▸ Exercise:
Below are some records; return each one exactly.

◆ ◆ ◆ ◆ ◆

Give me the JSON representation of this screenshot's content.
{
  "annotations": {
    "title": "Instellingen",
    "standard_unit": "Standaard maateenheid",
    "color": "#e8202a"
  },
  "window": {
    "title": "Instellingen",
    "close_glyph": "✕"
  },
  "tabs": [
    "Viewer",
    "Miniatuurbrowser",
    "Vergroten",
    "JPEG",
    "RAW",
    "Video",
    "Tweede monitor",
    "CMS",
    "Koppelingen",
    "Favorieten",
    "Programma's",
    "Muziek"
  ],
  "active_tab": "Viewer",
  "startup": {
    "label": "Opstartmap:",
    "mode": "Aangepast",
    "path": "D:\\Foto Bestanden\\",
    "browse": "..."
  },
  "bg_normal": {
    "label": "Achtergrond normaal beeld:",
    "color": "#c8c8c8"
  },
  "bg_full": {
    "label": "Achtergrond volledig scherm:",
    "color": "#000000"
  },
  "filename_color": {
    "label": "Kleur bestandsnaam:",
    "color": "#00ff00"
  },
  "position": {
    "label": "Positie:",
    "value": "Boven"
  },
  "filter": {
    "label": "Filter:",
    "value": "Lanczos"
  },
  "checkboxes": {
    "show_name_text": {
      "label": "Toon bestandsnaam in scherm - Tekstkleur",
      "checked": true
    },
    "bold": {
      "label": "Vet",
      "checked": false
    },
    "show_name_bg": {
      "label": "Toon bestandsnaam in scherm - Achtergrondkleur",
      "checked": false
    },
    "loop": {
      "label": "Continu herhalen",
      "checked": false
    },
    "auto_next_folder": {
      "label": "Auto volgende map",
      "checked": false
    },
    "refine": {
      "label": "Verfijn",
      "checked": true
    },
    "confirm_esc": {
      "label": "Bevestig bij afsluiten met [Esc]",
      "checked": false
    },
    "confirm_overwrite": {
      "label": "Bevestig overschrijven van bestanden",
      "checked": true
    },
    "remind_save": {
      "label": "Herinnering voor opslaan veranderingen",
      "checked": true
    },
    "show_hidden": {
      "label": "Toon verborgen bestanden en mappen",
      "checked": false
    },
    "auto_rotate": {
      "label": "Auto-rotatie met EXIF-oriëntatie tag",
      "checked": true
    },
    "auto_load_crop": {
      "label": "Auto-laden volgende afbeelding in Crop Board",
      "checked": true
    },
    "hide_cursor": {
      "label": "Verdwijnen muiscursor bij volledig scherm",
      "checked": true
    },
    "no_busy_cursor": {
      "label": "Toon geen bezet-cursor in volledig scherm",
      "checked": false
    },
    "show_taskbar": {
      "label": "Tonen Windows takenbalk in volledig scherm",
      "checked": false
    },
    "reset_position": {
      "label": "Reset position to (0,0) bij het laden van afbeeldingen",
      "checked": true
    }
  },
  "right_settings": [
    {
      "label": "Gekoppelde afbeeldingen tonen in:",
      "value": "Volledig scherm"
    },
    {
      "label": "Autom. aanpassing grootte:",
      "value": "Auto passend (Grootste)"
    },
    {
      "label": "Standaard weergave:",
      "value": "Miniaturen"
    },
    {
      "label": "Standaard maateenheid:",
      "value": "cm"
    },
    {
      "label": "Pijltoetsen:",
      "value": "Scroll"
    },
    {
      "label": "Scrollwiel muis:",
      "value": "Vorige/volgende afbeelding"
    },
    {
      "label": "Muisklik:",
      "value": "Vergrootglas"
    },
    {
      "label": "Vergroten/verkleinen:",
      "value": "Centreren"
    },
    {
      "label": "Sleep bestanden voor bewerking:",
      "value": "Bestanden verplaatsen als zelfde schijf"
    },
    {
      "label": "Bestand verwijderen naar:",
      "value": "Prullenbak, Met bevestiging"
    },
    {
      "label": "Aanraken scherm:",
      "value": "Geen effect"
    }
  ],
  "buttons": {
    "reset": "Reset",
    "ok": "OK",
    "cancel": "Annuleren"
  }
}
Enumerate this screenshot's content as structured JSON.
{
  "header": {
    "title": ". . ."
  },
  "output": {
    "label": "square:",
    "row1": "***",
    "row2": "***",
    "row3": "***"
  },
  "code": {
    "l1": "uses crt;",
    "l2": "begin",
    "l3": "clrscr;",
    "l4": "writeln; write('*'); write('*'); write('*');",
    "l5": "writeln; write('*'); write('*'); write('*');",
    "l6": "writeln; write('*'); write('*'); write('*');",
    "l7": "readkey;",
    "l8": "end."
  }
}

◆ ◆ ◆ ◆ ◆

▸ Response for this exercise:
Give me the JSON representation of this screenshot's content.
{
  "annotations": {
    "title": "Instellingen",
    "standard_unit": "Standaard maateenheid",
    "color": "#e8202a"
  },
  "window": {
    "title": "Instellingen",
    "close_glyph": "✕"
  },
  "tabs": [
    "Viewer",
    "Miniatuurbrowser",
    "Vergroten",
    "JPEG",
    "RAW",
    "Video",
    "Tweede monitor",
    "CMS",
    "Koppelingen",
    "Favorieten",
    "Programma's",
    "Muziek"
  ],
  "active_tab": "Viewer",
  "startup": {
    "label": "Opstartmap:",
    "mode": "Aangepast",
    "path": "D:\\Foto Bestanden\\",
    "browse": "..."
  },
  "bg_normal": {
    "label": "Achtergrond normaal beeld:",
    "color": "#c8c8c8"
  },
  "bg_full": {
    "label": "Achtergrond volledig scherm:",
    "color": "#000000"
  },
  "filename_color": {
    "label": "Kleur bestandsnaam:",
    "color": "#00ff00"
  },
  "position": {
    "label": "Positie:",
    "value": "Boven"
  },
  "filter": {
    "label": "Filter:",
    "value": "Lanczos"
  },
  "checkboxes": {
    "show_name_text": {
      "label": "Toon bestandsnaam in scherm - Tekstkleur",
      "checked": true
    },
    "bold": {
      "label": "Vet",
      "checked": false
    },
    "show_name_bg": {
      "label": "Toon bestandsnaam in scherm - Achtergrondkleur",
      "checked": false
    },
    "loop": {
      "label": "Continu herhalen",
      "checked": false
    },
    "auto_next_folder": {
      "label": "Auto volgende map",
      "checked": false
    },
    "refine": {
      "label": "Verfijn",
      "checked": true
    },
    "confirm_esc": {
      "label": "Bevestig bij afsluiten met [Esc]",
      "checked": false
    },
    "confirm_overwrite": {
      "label": "Bevestig overschrijven van bestanden",
      "checked": true
    },
    "remind_save": {
      "label": "Herinnering voor opslaan veranderingen",
      "checked": true
    },
    "show_hidden": {
      "label": "Toon verborgen bestanden en mappen",
      "checked": false
    },
    "auto_rotate": {
      "label": "Auto-rotatie met EXIF-oriëntatie tag",
      "checked": true
    },
    "auto_load_crop": {
      "label": "Auto-laden volgende afbeelding in Crop Board",
      "checked": true
    },
    "hide_cursor": {
      "label": "Verdwijnen muiscursor bij volledig scherm",
      "checked": true
    },
    "no_busy_cursor": {
      "label": "Toon geen bezet-cursor in volledig scherm",
      "checked": false
    },
    "show_taskbar": {
      "label": "Tonen Windows takenbalk in volledig scherm",
      "checked": false
    },
    "reset_position": {
      "label": "Reset position to (0,0) bij het laden van afbeeldingen",
      "checked": true
    }
  },
  "right_settings": [
    {
      "label": "Gekoppelde afbeeldingen tonen in:",
      "value": "Volledig scherm"
    },
    {
      "label": "Autom. aanpassing grootte:",
      "value": "Auto passend (Grootste)"
    },
    {
      "label": "Standaard weergave:",
      "value": "Miniaturen"
    },
    {
      "label": "Standaard maateenheid:",
      "value": "cm"
    },
    {
      "label": "Pijltoetsen:",
      "value": "Scroll"
    },
    {
      "label": "Scrollwiel muis:",
      "value": "Vorige/volgende afbeelding"
    },
    {
      "label": "Muisklik:",
      "value": "Vergrootglas"
    },
    {
      "label": "Vergroten/verkleinen:",
      "value": "Centreren"
    },
    {
      "label": "Sleep bestanden voor bewerking:",
      "value": "Bestanden verplaatsen als zelfde schijf"
    },
    {
      "label": "Bestand verwijderen naar:",
      "value": "Prullenbak, Met bevestiging"
    },
    {
      "label": "Aanraken scherm:",
      "value": "Geen effect"
    }
  ],
  "buttons": {
    "reset": "Reset",
    "ok": "OK",
    "cancel": "Annuleren"
  }
}
Enumerate this screenshot's content as structured JSON.
{
  "header": {
    "title": ". . ."
  },
  "output": {
    "label": "square:",
    "row1": "***",
    "row2": "***",
    "row3": "***"
  },
  "code": {
    "l1": "uses crt;",
    "l2": "begin",
    "l3": "clrscr;",
    "l4": "writeln; write('*'); write('*'); write('*');",
    "l5": "writeln; write('*'); write('*'); write('*');",
    "l6": "writeln; write('*'); write('*'); write('*');",
    "l7": "readkey;",
    "l8": "end."
  }
}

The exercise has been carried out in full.